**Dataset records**
========

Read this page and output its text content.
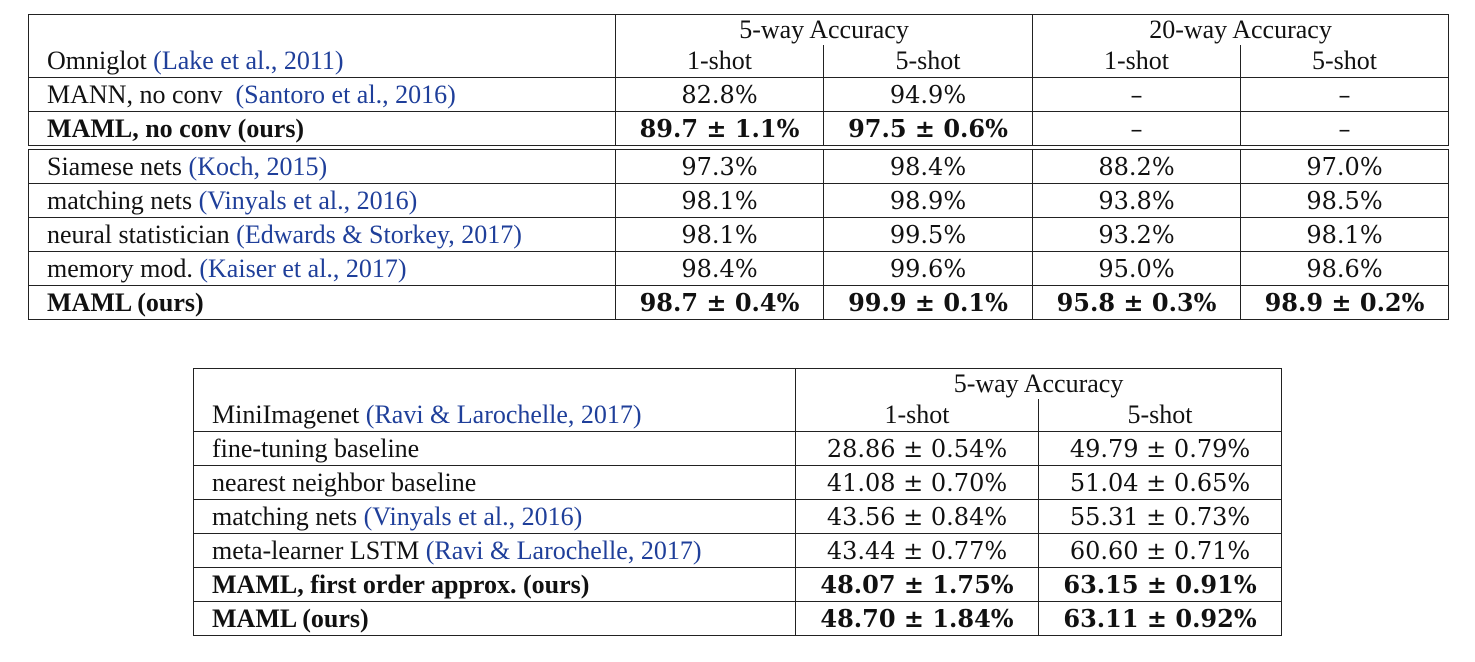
	5-way Accuracy		20-way Accuracy	
Omniglot (Lake et al., 2011)	1-shot	5-shot	1-shot	5-shot
MANN, no conv (Santoro et al., 2016)	82.8%	94.9%	–	–
MAML, no conv (ours)	89.7 ± 1.1%	97.5 ± 0.6%	–	–

Siamese nets (Koch, 2015)	97.3%	98.4%	88.2%	97.0%
matching nets (Vinyals et al., 2016)	98.1%	98.9%	93.8%	98.5%
neural statistician (Edwards & Storkey, 2017)	98.1%	99.5%	93.2%	98.1%
memory mod. (Kaiser et al., 2017)	98.4%	99.6%	95.0%	98.6%
MAML (ours)	98.7 ± 0.4%	99.9 ± 0.1%	95.8 ± 0.3%	98.9 ± 0.2%
	5-way Accuracy	
MiniImagenet (Ravi & Larochelle, 2017)	1-shot	5-shot
fine-tuning baseline	28.86 ± 0.54%	49.79 ± 0.79%
nearest neighbor baseline	41.08 ± 0.70%	51.04 ± 0.65%
matching nets (Vinyals et al., 2016)	43.56 ± 0.84%	55.31 ± 0.73%
meta-learner LSTM (Ravi & Larochelle, 2017)	43.44 ± 0.77%	60.60 ± 0.71%
MAML, first order approx. (ours)	48.07 ± 1.75%	63.15 ± 0.91%
MAML (ours)	48.70 ± 1.84%	63.11 ± 0.92%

========

**Exercise instructions**
Take every line from the data above that holds "MAML" and copy it out.

**Result of this task**
MAML, no conv (ours)	89.7 ± 1.1%	97.5 ± 0.6%	–	–
MAML (ours)	98.7 ± 0.4%	99.9 ± 0.1%	95.8 ± 0.3%	98.9 ± 0.2%
MAML, first order approx. (ours)	48.07 ± 1.75%	63.15 ± 0.91%
MAML (ours)	48.70 ± 1.84%	63.11 ± 0.92%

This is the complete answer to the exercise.